Description of the task:
In the records below, the line that contains "Read out every word on this page." marks the start. Copy it and each line after it through the end, exactly, without pictures.

Begin Input

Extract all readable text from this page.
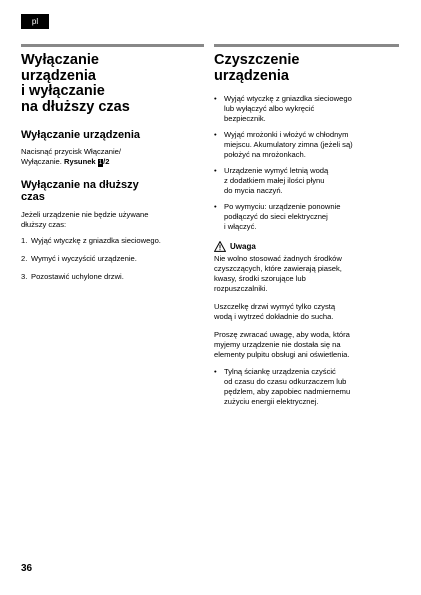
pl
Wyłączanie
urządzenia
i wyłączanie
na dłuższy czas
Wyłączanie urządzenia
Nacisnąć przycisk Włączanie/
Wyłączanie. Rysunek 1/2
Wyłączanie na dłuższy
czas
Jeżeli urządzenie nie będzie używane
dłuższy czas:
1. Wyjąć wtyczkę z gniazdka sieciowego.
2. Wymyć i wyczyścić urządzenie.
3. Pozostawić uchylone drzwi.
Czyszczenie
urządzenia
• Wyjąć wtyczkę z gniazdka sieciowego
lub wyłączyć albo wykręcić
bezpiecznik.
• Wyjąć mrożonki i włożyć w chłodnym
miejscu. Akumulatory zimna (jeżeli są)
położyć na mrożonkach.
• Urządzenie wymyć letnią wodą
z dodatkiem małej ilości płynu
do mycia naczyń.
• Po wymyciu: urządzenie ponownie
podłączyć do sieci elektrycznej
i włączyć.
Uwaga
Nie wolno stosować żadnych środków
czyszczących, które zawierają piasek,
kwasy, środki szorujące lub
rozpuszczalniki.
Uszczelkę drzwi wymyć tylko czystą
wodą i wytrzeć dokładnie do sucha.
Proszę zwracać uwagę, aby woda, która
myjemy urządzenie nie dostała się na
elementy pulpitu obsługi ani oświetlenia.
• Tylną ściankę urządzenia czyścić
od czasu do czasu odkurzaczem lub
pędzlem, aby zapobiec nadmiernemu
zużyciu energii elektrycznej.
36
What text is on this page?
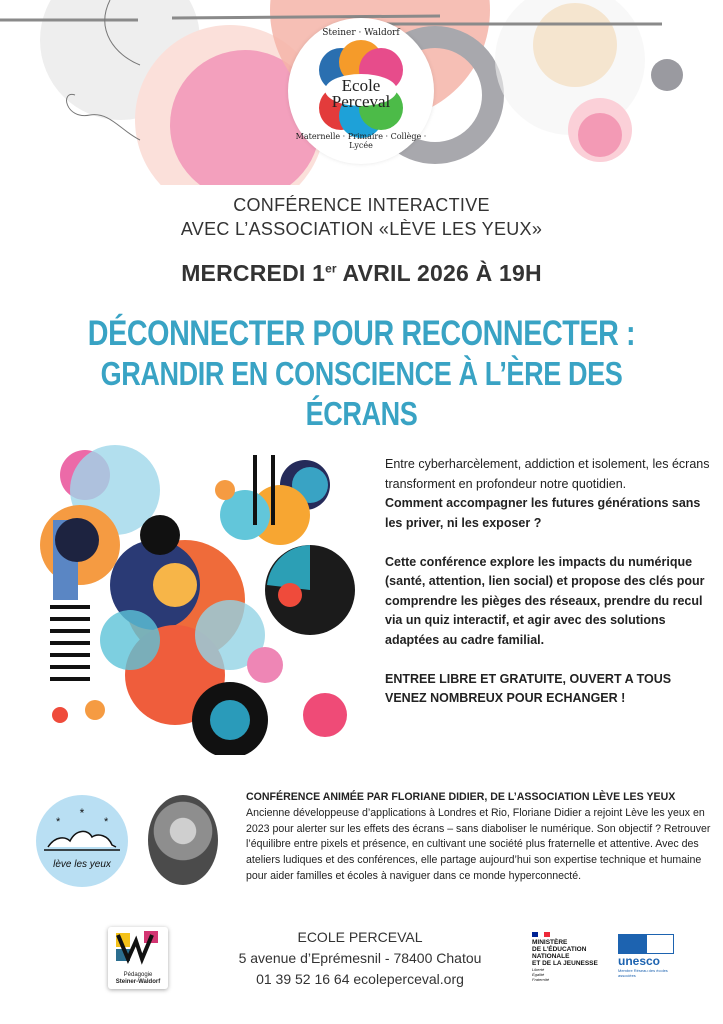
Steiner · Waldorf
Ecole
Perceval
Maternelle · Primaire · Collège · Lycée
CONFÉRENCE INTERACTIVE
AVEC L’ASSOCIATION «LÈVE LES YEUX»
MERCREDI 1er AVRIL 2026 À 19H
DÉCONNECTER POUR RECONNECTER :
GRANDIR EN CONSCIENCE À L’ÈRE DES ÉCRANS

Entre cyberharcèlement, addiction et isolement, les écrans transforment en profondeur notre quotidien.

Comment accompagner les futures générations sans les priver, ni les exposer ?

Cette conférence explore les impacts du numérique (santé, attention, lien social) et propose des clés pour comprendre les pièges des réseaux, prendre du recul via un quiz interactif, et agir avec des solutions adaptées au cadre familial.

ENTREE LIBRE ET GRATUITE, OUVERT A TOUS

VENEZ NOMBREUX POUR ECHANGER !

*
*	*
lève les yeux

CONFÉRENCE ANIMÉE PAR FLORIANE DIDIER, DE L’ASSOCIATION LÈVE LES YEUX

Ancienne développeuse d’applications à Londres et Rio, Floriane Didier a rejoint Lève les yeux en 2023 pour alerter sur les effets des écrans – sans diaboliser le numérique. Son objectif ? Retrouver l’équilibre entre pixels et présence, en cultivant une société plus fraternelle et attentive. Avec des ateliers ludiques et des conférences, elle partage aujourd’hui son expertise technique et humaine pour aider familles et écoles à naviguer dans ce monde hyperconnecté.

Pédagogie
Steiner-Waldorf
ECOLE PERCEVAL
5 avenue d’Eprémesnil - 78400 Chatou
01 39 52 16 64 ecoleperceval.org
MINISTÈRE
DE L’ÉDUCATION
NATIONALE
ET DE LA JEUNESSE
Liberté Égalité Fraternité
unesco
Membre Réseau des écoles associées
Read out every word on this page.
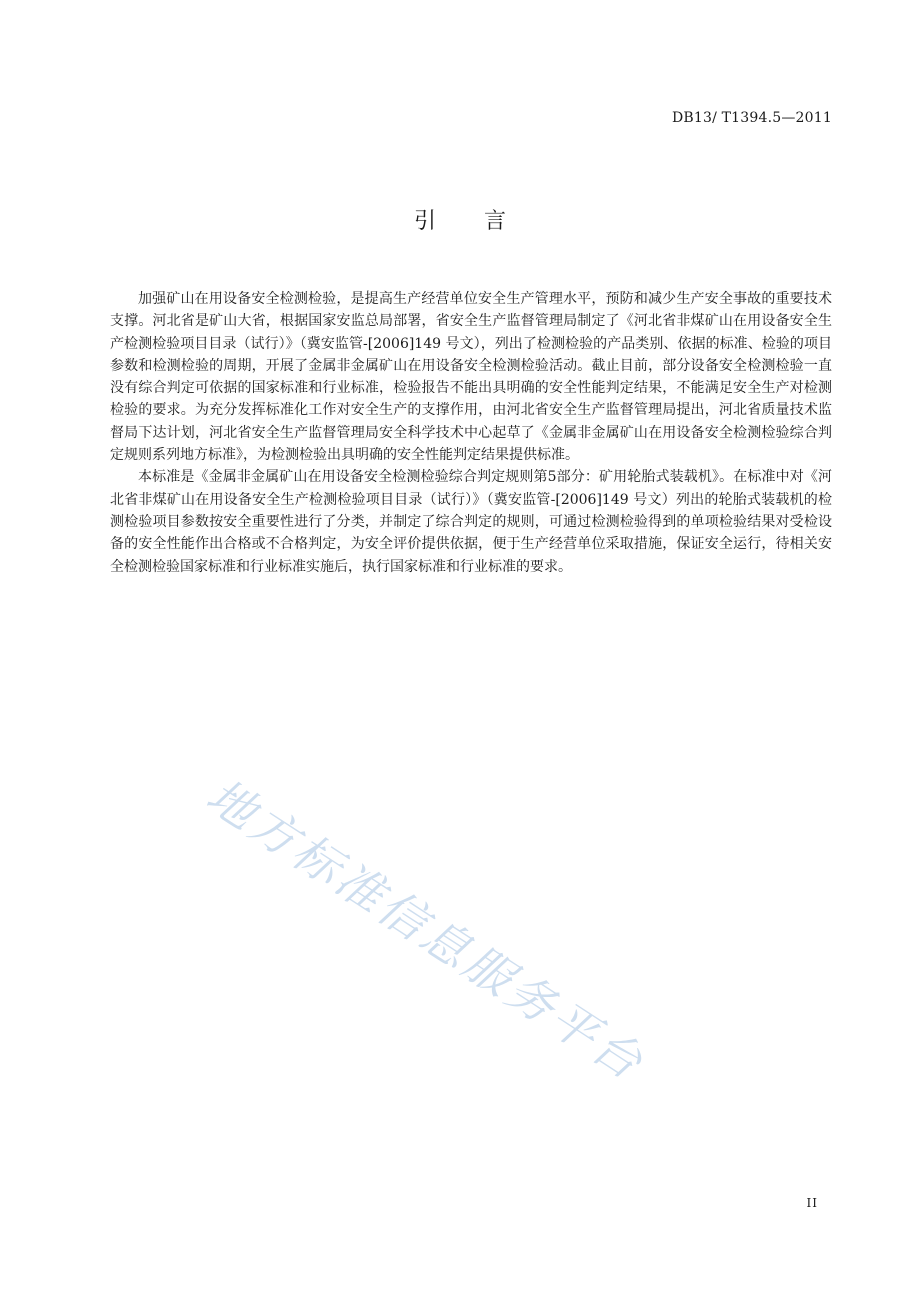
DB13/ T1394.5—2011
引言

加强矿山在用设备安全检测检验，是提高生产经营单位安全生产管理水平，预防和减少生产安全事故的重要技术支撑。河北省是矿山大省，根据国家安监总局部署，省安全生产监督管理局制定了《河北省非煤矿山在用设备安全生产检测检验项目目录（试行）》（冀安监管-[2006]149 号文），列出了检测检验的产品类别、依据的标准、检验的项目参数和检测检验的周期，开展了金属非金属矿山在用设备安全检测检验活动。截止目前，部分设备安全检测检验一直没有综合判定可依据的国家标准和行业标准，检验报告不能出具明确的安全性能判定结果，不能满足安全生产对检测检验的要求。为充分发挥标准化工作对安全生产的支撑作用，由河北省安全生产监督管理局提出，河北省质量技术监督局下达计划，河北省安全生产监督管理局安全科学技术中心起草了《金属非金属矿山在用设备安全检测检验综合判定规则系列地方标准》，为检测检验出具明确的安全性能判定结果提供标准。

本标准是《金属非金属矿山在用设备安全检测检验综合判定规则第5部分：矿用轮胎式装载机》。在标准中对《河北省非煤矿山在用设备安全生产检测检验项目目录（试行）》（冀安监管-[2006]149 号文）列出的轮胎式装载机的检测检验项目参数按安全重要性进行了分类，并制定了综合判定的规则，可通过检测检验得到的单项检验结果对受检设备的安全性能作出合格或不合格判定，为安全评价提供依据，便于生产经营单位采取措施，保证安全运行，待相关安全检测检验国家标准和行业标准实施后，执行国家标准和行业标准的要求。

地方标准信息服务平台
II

End Input

Full response:
Read out every word on this page.
DB13/ T1394.5—2011
引言

加强矿山在用设备安全检测检验，是提高生产经营单位安全生产管理水平，预防和减少生产安全事故的重要技术支撑。河北省是矿山大省，根据国家安监总局部署，省安全生产监督管理局制定了《河北省非煤矿山在用设备安全生产检测检验项目目录（试行）》（冀安监管-[2006]149 号文），列出了检测检验的产品类别、依据的标准、检验的项目参数和检测检验的周期，开展了金属非金属矿山在用设备安全检测检验活动。截止目前，部分设备安全检测检验一直没有综合判定可依据的国家标准和行业标准，检验报告不能出具明确的安全性能判定结果，不能满足安全生产对检测检验的要求。为充分发挥标准化工作对安全生产的支撑作用，由河北省安全生产监督管理局提出，河北省质量技术监督局下达计划，河北省安全生产监督管理局安全科学技术中心起草了《金属非金属矿山在用设备安全检测检验综合判定规则系列地方标准》，为检测检验出具明确的安全性能判定结果提供标准。

本标准是《金属非金属矿山在用设备安全检测检验综合判定规则第5部分：矿用轮胎式装载机》。在标准中对《河北省非煤矿山在用设备安全生产检测检验项目目录（试行）》（冀安监管-[2006]149 号文）列出的轮胎式装载机的检测检验项目参数按安全重要性进行了分类，并制定了综合判定的规则，可通过检测检验得到的单项检验结果对受检设备的安全性能作出合格或不合格判定，为安全评价提供依据，便于生产经营单位采取措施，保证安全运行，待相关安全检测检验国家标准和行业标准实施后，执行国家标准和行业标准的要求。

地方标准信息服务平台
II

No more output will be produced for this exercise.